*Your task*. From the records below, copy every line that contains the word "only".

Data entries:
Start

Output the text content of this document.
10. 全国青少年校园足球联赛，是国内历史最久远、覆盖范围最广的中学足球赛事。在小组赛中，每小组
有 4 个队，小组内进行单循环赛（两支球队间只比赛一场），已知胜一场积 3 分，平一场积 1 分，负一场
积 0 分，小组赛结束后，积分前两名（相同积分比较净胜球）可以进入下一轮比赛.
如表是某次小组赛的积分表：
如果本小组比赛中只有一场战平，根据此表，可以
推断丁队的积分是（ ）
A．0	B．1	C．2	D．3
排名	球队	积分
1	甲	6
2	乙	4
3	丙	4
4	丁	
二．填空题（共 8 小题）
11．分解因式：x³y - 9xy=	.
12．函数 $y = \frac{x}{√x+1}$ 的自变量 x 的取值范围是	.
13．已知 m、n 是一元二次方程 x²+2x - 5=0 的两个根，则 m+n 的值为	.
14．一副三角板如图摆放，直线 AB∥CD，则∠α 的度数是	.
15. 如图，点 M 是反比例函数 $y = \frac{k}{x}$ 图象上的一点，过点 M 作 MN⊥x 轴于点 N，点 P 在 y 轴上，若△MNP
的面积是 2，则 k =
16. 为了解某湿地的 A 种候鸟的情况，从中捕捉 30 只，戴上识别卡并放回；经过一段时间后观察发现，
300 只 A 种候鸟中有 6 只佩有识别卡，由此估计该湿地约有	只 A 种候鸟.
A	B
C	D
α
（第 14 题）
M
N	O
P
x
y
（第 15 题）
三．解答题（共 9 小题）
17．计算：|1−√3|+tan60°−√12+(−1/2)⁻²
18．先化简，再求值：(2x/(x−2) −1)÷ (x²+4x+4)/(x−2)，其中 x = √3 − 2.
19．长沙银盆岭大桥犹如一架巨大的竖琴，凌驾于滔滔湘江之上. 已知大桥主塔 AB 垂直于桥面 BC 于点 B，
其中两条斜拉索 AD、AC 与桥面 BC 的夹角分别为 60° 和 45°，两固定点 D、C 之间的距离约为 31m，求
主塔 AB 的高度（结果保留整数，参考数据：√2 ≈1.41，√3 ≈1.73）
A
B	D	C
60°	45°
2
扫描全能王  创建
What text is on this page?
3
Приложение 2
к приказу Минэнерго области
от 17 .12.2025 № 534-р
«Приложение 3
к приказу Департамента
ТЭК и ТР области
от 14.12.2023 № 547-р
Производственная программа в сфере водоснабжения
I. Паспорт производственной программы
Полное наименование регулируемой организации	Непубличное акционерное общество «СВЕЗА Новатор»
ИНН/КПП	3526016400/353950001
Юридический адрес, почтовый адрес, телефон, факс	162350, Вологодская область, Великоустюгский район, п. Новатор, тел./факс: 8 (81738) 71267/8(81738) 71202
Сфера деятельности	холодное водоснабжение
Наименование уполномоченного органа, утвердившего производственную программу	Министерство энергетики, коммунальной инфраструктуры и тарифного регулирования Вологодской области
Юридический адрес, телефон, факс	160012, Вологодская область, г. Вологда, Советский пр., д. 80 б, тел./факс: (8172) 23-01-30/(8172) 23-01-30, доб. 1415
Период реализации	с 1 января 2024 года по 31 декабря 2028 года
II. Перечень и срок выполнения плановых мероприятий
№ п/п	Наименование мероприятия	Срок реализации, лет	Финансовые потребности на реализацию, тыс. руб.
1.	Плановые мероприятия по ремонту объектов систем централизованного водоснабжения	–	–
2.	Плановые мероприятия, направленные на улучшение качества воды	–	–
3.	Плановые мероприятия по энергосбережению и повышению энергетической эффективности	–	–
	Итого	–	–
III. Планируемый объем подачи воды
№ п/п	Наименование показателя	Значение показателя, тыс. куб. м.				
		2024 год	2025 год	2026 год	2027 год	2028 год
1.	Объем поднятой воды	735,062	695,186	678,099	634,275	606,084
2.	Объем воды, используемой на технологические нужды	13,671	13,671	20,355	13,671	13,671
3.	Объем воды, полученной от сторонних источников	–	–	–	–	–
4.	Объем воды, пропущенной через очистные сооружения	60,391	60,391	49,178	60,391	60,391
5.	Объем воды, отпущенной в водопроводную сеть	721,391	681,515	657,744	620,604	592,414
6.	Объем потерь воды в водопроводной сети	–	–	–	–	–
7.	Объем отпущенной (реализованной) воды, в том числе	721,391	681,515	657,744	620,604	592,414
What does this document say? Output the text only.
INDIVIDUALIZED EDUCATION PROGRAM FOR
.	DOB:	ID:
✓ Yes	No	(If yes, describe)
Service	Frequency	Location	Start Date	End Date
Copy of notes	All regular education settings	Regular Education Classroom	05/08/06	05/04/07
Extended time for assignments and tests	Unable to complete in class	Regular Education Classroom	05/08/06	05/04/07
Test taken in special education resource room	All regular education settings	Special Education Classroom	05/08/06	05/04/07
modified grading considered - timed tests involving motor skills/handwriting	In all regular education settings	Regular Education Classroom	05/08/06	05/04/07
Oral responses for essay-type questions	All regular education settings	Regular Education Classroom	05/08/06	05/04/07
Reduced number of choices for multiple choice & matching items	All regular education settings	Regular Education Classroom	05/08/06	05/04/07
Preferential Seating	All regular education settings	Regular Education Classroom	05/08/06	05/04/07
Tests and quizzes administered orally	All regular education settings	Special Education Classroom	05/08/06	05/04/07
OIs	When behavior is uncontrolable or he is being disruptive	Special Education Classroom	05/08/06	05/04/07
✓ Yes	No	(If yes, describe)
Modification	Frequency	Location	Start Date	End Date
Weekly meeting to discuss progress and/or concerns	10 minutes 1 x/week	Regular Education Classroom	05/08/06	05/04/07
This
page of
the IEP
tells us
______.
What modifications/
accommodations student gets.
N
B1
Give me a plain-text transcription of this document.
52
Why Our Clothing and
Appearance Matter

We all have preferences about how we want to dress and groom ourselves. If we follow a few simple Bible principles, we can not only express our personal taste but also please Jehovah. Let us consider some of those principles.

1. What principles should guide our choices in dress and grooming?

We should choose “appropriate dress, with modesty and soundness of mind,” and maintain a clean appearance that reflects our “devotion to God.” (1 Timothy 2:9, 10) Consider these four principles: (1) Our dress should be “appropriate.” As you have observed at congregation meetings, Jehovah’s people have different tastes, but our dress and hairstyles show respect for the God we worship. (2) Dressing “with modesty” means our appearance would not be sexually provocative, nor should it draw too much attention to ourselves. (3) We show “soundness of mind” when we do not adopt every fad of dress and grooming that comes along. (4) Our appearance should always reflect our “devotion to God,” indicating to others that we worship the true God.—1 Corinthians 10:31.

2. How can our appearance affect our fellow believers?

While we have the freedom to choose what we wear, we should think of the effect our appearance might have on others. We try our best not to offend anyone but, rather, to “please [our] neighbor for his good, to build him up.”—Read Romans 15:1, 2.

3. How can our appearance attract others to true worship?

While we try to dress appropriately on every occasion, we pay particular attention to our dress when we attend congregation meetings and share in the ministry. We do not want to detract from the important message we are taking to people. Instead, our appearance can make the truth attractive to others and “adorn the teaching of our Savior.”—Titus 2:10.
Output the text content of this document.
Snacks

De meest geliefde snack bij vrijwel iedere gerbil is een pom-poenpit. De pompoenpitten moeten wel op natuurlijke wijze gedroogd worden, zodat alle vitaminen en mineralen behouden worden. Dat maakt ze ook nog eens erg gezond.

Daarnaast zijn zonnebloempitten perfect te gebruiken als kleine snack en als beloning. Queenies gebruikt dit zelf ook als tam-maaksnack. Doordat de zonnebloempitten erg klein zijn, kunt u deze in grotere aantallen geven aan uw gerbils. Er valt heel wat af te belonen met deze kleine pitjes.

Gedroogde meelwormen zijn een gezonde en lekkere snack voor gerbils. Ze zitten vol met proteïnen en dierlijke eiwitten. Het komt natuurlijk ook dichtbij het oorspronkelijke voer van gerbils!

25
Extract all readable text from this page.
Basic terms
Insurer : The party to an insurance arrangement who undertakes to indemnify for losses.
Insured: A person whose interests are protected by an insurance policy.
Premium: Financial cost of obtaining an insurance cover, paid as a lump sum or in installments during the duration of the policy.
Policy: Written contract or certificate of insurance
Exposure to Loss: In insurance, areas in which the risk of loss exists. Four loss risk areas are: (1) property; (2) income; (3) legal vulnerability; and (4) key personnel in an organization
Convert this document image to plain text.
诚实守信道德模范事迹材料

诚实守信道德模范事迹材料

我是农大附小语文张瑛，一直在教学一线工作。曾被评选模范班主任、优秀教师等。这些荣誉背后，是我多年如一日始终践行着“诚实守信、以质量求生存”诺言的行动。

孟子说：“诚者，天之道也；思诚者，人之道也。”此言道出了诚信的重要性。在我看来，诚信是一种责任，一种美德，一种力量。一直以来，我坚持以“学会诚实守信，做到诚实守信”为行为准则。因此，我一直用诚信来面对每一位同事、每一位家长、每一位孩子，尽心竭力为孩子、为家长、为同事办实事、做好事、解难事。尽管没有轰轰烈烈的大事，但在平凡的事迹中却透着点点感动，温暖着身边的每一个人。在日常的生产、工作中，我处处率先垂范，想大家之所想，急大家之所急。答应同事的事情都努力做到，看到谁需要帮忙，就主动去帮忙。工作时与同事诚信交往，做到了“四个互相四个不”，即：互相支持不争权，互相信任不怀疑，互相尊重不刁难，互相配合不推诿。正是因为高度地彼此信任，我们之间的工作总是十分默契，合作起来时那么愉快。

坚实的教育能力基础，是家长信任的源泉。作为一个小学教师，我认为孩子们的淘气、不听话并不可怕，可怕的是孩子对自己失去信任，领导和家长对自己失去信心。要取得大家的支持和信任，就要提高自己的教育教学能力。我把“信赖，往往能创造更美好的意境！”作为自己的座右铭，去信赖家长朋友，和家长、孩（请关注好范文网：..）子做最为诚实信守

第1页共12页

End

*Result of this task*.
What does this document say? Output the text only.
We all have preferences about how we want to dress and groom ourselves. If we follow a few simple Bible principles, we can not only express our personal taste but also please Jehovah. Let us consider some of those principles.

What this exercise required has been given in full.